- Stated goal:
Look through the lines below and extract each one that contains "собственности".

- The records:
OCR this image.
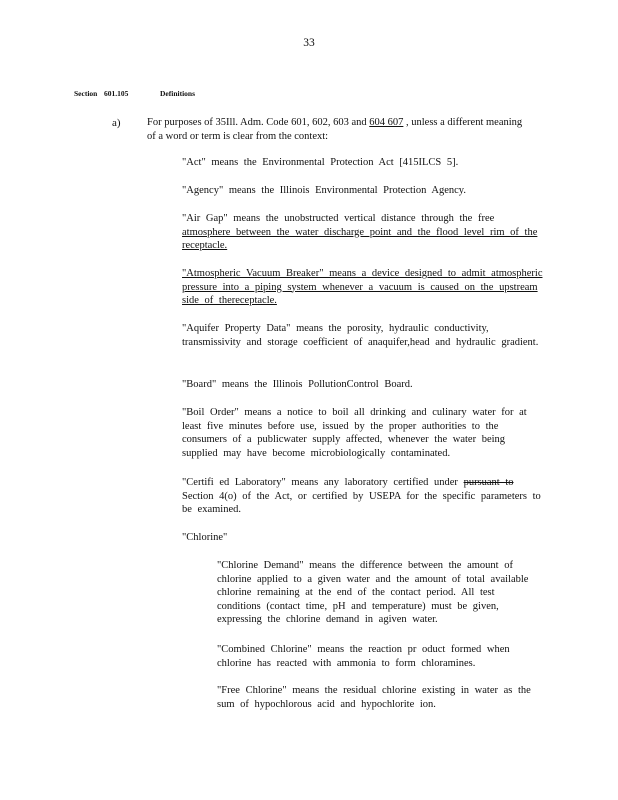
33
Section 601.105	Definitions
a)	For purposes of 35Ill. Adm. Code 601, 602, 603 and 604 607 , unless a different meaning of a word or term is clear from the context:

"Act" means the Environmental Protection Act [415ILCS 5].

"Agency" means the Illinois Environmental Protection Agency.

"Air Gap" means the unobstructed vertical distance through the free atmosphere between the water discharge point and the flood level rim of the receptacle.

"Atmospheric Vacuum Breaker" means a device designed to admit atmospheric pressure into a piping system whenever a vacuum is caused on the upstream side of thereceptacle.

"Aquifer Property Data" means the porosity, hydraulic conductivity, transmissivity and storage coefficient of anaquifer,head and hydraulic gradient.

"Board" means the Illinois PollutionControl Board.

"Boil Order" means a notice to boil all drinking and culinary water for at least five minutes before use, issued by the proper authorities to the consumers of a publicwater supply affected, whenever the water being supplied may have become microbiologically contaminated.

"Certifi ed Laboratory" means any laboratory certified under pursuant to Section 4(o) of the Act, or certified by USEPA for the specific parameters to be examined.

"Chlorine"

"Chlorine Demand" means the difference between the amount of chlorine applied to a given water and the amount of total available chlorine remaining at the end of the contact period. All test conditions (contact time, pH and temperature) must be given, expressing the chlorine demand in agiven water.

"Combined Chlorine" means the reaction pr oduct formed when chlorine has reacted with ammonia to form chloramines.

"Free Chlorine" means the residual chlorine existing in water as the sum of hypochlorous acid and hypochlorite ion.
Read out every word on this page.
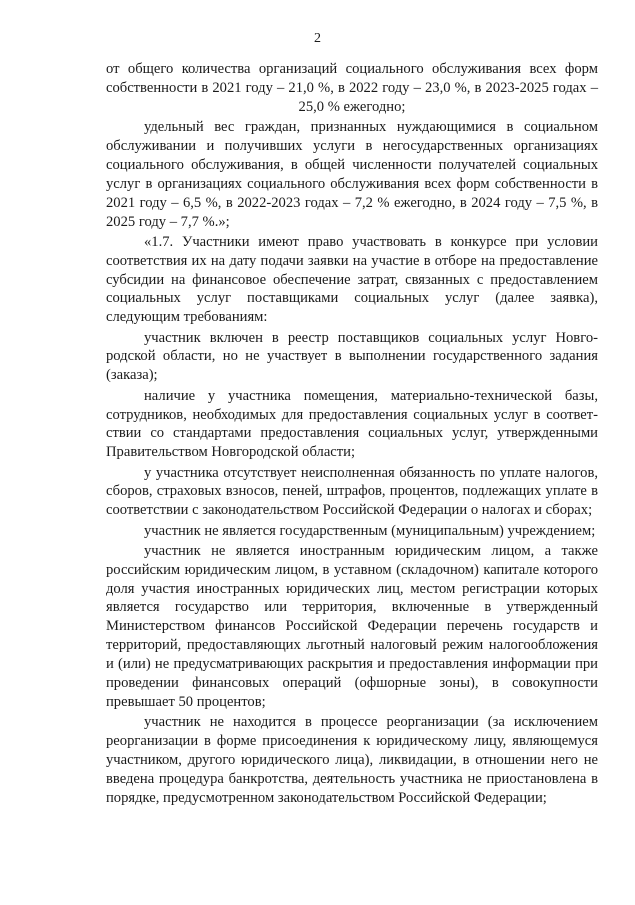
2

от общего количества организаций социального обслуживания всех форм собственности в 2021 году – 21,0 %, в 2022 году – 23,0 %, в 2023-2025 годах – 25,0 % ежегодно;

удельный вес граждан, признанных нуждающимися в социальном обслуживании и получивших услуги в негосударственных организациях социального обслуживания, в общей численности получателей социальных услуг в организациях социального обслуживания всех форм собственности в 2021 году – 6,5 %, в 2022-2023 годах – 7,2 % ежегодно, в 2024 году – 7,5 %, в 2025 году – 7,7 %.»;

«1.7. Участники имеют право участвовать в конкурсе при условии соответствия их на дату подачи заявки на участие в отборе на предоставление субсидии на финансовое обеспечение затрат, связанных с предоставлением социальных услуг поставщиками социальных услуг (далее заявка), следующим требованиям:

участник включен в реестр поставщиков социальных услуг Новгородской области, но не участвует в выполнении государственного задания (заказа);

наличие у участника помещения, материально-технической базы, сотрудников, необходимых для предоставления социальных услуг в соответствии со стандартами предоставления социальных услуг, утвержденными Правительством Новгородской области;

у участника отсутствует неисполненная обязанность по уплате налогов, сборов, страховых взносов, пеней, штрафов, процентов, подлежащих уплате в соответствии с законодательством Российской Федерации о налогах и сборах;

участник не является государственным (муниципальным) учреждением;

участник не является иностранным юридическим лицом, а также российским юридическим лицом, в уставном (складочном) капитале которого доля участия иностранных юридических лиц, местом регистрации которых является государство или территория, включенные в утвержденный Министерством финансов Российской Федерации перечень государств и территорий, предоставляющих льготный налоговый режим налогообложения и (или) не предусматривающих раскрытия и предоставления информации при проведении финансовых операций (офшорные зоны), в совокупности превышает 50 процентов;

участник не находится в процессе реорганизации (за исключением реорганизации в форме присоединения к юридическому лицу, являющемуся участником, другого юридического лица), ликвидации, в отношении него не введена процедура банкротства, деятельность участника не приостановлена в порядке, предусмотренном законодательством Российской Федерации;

- Solution to this exercise:
от общего количества организаций социального обслуживания всех форм собственности в 2021 году – 21,0 %, в 2022 году – 23,0 %, в 2023-2025 годах – 25,0 % ежегодно;
удельный вес граждан, признанных нуждающимися в социальном обслуживании и получивших услуги в негосударственных организациях социального обслуживания, в общей численности получателей социальных услуг в организациях социального обслуживания всех форм собственности в 2021 году – 6,5 %, в 2022-2023 годах – 7,2 % ежегодно, в 2024 году – 7,5 %, в 2025 году – 7,7 %.»;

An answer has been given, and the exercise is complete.